Your task is to repeat the entries underneath exactly, minus the pictures.
------ Data excerpts ------
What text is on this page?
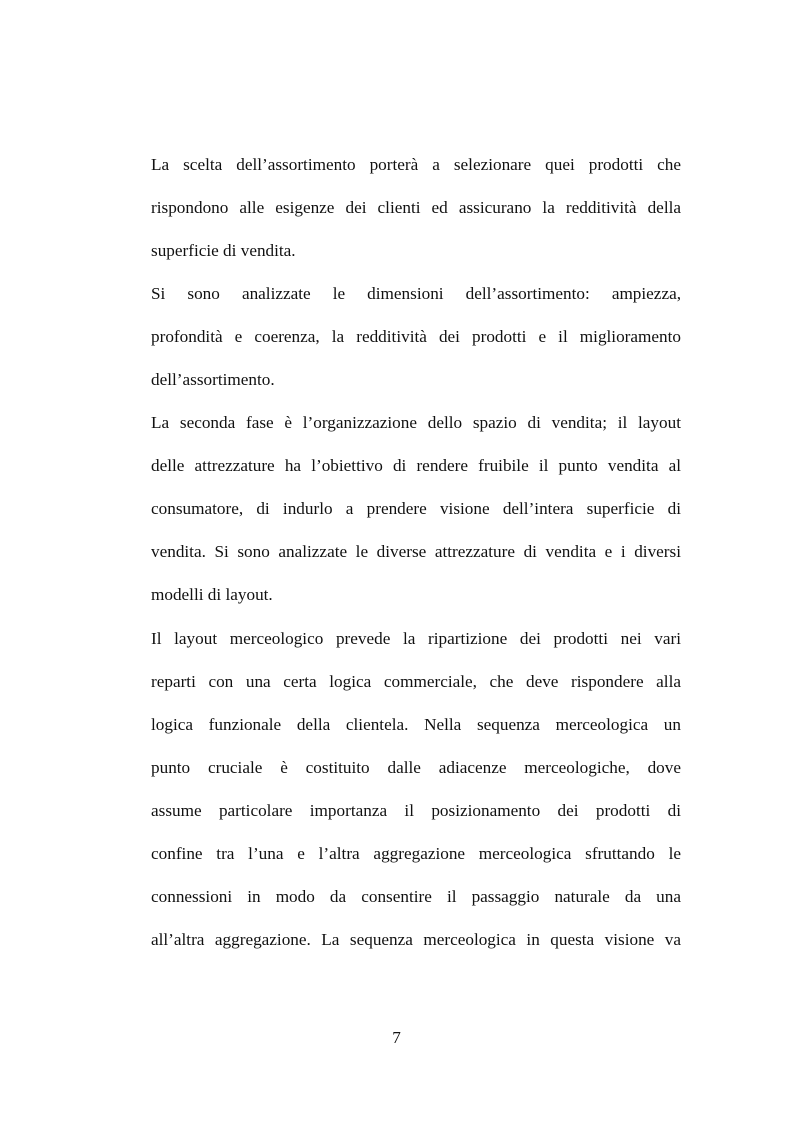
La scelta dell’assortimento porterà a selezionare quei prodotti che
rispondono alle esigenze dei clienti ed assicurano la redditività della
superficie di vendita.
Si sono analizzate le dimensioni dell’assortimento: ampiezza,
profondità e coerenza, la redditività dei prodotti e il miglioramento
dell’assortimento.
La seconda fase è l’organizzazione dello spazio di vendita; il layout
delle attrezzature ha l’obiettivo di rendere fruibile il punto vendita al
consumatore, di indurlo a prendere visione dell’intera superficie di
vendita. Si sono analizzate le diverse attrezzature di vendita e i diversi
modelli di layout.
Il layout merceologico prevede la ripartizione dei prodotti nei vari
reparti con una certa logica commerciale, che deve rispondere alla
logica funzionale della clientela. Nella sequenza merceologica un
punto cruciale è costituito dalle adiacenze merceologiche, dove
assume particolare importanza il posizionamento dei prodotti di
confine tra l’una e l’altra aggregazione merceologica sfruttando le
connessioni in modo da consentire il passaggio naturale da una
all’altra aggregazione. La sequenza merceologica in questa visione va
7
------
§ Task answer:
What text is on this page?
La scelta dell’assortimento porterà a selezionare quei prodotti che
rispondono alle esigenze dei clienti ed assicurano la redditività della
superficie di vendita.
Si sono analizzate le dimensioni dell’assortimento: ampiezza,
profondità e coerenza, la redditività dei prodotti e il miglioramento
dell’assortimento.
La seconda fase è l’organizzazione dello spazio di vendita; il layout
delle attrezzature ha l’obiettivo di rendere fruibile il punto vendita al
consumatore, di indurlo a prendere visione dell’intera superficie di
vendita. Si sono analizzate le diverse attrezzature di vendita e i diversi
modelli di layout.
Il layout merceologico prevede la ripartizione dei prodotti nei vari
reparti con una certa logica commerciale, che deve rispondere alla
logica funzionale della clientela. Nella sequenza merceologica un
punto cruciale è costituito dalle adiacenze merceologiche, dove
assume particolare importanza il posizionamento dei prodotti di
confine tra l’una e l’altra aggregazione merceologica sfruttando le
connessioni in modo da consentire il passaggio naturale da una
all’altra aggregazione. La sequenza merceologica in questa visione va
7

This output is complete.